*** DATASET EXTRACT ***
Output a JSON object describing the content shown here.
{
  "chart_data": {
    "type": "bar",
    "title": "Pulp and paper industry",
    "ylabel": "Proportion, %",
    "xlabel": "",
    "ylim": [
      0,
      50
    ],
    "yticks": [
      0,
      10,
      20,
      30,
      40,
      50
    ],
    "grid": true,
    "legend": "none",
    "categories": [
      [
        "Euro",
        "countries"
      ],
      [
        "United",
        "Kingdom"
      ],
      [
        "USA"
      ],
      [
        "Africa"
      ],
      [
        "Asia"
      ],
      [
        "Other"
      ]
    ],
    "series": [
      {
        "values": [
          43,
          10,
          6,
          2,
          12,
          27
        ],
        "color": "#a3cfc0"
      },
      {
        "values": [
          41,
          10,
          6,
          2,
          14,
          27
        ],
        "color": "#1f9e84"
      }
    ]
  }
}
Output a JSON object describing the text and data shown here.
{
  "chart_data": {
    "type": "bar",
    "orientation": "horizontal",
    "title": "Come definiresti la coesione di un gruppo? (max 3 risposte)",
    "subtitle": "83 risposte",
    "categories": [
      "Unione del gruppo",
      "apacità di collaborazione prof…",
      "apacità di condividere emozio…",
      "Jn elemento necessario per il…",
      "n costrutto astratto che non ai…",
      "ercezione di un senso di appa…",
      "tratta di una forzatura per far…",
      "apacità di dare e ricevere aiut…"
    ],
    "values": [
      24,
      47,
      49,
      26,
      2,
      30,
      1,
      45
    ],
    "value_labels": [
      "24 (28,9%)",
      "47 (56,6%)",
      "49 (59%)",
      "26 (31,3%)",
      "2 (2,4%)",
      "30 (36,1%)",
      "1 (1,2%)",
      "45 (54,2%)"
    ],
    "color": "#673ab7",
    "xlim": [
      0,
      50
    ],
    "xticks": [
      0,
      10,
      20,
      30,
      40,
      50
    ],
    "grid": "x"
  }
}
***
YOUR TASK: Copy out all of the data exactly, leaving nothing out.

COMPLETE OUTPUT:
Output a JSON object describing the content shown here.
{
  "chart_data": {
    "type": "bar",
    "title": "Pulp and paper industry",
    "ylabel": "Proportion, %",
    "xlabel": "",
    "ylim": [
      0,
      50
    ],
    "yticks": [
      0,
      10,
      20,
      30,
      40,
      50
    ],
    "grid": true,
    "legend": "none",
    "categories": [
      [
        "Euro",
        "countries"
      ],
      [
        "United",
        "Kingdom"
      ],
      [
        "USA"
      ],
      [
        "Africa"
      ],
      [
        "Asia"
      ],
      [
        "Other"
      ]
    ],
    "series": [
      {
        "values": [
          43,
          10,
          6,
          2,
          12,
          27
        ],
        "color": "#a3cfc0"
      },
      {
        "values": [
          41,
          10,
          6,
          2,
          14,
          27
        ],
        "color": "#1f9e84"
      }
    ]
  }
}
Output a JSON object describing the text and data shown here.
{
  "chart_data": {
    "type": "bar",
    "orientation": "horizontal",
    "title": "Come definiresti la coesione di un gruppo? (max 3 risposte)",
    "subtitle": "83 risposte",
    "categories": [
      "Unione del gruppo",
      "apacità di collaborazione prof…",
      "apacità di condividere emozio…",
      "Jn elemento necessario per il…",
      "n costrutto astratto che non ai…",
      "ercezione di un senso di appa…",
      "tratta di una forzatura per far…",
      "apacità di dare e ricevere aiut…"
    ],
    "values": [
      24,
      47,
      49,
      26,
      2,
      30,
      1,
      45
    ],
    "value_labels": [
      "24 (28,9%)",
      "47 (56,6%)",
      "49 (59%)",
      "26 (31,3%)",
      "2 (2,4%)",
      "30 (36,1%)",
      "1 (1,2%)",
      "45 (54,2%)"
    ],
    "color": "#673ab7",
    "xlim": [
      0,
      50
    ],
    "xticks": [
      0,
      10,
      20,
      30,
      40,
      50
    ],
    "grid": "x"
  }
}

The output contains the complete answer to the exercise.